- **WORK TO DO**
Copy the items below word for word, from the first line through the line containing "x-tick-label: 2023.04.26 xyxy=(1157,445,1207,453)", both included.

- **MATERIAL PROVIDED**

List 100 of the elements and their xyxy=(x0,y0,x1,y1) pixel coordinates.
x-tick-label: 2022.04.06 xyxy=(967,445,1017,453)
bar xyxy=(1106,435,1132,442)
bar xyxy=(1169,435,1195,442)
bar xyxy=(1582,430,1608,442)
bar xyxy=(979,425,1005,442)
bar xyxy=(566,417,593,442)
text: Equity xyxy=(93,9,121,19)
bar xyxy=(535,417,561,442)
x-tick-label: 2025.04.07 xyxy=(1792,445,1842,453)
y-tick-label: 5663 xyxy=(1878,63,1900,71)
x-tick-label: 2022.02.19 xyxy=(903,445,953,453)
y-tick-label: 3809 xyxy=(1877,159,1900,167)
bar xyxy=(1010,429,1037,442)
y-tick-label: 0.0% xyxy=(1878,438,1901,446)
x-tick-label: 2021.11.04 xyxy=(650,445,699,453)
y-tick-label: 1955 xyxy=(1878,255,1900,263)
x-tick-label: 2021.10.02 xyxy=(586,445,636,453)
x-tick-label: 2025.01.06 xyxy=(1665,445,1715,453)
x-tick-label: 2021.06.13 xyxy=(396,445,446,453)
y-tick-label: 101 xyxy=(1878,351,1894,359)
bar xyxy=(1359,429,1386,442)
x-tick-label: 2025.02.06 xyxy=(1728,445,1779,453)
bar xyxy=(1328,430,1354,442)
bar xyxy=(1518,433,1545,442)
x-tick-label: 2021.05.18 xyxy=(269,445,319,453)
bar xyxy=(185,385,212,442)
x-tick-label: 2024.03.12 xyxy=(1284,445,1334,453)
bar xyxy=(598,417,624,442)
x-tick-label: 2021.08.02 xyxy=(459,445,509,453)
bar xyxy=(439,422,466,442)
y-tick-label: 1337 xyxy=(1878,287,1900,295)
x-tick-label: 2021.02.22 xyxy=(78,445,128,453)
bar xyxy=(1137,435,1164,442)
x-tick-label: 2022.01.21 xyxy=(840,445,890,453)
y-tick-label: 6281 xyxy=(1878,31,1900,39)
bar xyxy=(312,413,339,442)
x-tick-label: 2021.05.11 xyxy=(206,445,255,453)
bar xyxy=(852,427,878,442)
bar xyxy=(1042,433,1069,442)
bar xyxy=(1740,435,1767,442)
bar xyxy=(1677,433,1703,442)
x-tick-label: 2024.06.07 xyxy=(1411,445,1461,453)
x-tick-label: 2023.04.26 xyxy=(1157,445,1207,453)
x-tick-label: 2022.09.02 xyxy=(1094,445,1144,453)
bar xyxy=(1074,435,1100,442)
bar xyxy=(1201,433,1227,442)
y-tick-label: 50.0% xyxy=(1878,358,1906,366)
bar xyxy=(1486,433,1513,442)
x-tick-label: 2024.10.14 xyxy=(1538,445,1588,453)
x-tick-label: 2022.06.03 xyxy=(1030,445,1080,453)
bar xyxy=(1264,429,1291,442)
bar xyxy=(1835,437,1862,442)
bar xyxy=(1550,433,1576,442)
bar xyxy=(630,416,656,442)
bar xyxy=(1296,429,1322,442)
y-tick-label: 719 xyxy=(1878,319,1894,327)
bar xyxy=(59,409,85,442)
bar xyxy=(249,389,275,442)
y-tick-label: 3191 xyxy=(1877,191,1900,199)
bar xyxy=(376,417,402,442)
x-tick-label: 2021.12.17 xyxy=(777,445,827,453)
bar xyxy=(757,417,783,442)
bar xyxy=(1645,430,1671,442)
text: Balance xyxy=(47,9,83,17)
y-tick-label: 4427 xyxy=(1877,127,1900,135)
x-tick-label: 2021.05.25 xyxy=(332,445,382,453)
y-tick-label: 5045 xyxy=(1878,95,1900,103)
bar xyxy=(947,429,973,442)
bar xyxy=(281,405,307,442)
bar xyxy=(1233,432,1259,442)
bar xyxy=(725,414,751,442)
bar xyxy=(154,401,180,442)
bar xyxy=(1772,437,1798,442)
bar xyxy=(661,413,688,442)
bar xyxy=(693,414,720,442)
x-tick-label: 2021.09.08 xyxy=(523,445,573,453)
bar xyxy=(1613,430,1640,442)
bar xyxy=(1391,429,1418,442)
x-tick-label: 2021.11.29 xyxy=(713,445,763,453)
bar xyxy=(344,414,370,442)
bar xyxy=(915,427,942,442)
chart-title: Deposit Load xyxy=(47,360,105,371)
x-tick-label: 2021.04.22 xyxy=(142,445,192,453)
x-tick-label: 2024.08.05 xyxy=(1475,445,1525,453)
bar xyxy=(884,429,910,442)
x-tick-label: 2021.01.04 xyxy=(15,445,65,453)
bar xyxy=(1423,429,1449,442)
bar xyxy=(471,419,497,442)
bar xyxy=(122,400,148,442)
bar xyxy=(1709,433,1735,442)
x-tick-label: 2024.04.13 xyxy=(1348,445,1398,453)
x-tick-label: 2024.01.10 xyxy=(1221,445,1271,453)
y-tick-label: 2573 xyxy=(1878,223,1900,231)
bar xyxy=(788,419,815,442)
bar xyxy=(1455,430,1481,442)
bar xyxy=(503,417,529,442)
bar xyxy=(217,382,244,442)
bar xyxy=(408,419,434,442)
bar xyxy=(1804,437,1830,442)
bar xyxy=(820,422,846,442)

- **WRITTEN RESPONSE**
List 100 of the elements and their xyxy=(x0,y0,x1,y1) pixel coordinates.
x-tick-label: 2022.04.06 xyxy=(967,445,1017,453)
bar xyxy=(1106,435,1132,442)
bar xyxy=(1169,435,1195,442)
bar xyxy=(1582,430,1608,442)
bar xyxy=(979,425,1005,442)
bar xyxy=(566,417,593,442)
text: Equity xyxy=(93,9,121,19)
bar xyxy=(535,417,561,442)
x-tick-label: 2025.04.07 xyxy=(1792,445,1842,453)
y-tick-label: 5663 xyxy=(1878,63,1900,71)
x-tick-label: 2022.02.19 xyxy=(903,445,953,453)
y-tick-label: 3809 xyxy=(1877,159,1900,167)
bar xyxy=(1010,429,1037,442)
y-tick-label: 0.0% xyxy=(1878,438,1901,446)
x-tick-label: 2021.11.04 xyxy=(650,445,699,453)
y-tick-label: 1955 xyxy=(1878,255,1900,263)
x-tick-label: 2021.10.02 xyxy=(586,445,636,453)
x-tick-label: 2025.01.06 xyxy=(1665,445,1715,453)
x-tick-label: 2021.06.13 xyxy=(396,445,446,453)
y-tick-label: 101 xyxy=(1878,351,1894,359)
bar xyxy=(1359,429,1386,442)
x-tick-label: 2025.02.06 xyxy=(1728,445,1779,453)
bar xyxy=(1328,430,1354,442)
bar xyxy=(1518,433,1545,442)
x-tick-label: 2021.05.18 xyxy=(269,445,319,453)
bar xyxy=(185,385,212,442)
x-tick-label: 2024.03.12 xyxy=(1284,445,1334,453)
bar xyxy=(598,417,624,442)
x-tick-label: 2021.08.02 xyxy=(459,445,509,453)
bar xyxy=(439,422,466,442)
y-tick-label: 1337 xyxy=(1878,287,1900,295)
x-tick-label: 2021.02.22 xyxy=(78,445,128,453)
bar xyxy=(1137,435,1164,442)
x-tick-label: 2022.01.21 xyxy=(840,445,890,453)
y-tick-label: 6281 xyxy=(1878,31,1900,39)
bar xyxy=(312,413,339,442)
x-tick-label: 2021.05.11 xyxy=(206,445,255,453)
bar xyxy=(852,427,878,442)
bar xyxy=(1042,433,1069,442)
bar xyxy=(1740,435,1767,442)
bar xyxy=(1677,433,1703,442)
x-tick-label: 2024.06.07 xyxy=(1411,445,1461,453)
x-tick-label: 2023.04.26 xyxy=(1157,445,1207,453)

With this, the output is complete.